* STATED GOAL:
Reproduce every line of this listing without changes.

* Region annotation records:
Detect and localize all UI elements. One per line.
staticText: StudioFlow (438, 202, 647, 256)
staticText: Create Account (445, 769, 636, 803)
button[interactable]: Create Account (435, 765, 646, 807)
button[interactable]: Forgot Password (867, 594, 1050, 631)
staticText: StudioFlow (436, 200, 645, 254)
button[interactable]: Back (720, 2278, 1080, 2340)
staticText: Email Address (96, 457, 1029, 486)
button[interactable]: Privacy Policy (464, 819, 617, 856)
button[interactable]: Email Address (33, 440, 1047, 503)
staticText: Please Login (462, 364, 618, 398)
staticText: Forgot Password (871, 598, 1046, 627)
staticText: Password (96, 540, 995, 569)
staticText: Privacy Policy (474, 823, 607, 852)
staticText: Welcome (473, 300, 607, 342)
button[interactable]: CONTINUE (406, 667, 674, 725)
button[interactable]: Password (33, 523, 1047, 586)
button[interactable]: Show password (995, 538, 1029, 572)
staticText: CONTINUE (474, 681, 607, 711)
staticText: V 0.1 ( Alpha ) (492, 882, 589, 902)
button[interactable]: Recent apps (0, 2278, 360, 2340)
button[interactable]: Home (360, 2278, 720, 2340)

* THE OUTPUT:
Detect and localize all UI elements. One per line.
staticText: StudioFlow (438, 202, 647, 256)
staticText: Create Account (445, 769, 636, 803)
button[interactable]: Create Account (435, 765, 646, 807)
button[interactable]: Forgot Password (867, 594, 1050, 631)
staticText: StudioFlow (436, 200, 645, 254)
button[interactable]: Back (720, 2278, 1080, 2340)
staticText: Email Address (96, 457, 1029, 486)
button[interactable]: Privacy Policy (464, 819, 617, 856)
button[interactable]: Email Address (33, 440, 1047, 503)
staticText: Please Login (462, 364, 618, 398)
staticText: Forgot Password (871, 598, 1046, 627)
staticText: Password (96, 540, 995, 569)
staticText: Privacy Policy (474, 823, 607, 852)
staticText: Welcome (473, 300, 607, 342)
button[interactable]: CONTINUE (406, 667, 674, 725)
button[interactable]: Password (33, 523, 1047, 586)
button[interactable]: Show password (995, 538, 1029, 572)
staticText: CONTINUE (474, 681, 607, 711)
staticText: V 0.1 ( Alpha ) (492, 882, 589, 902)
button[interactable]: Recent apps (0, 2278, 360, 2340)
button[interactable]: Home (360, 2278, 720, 2340)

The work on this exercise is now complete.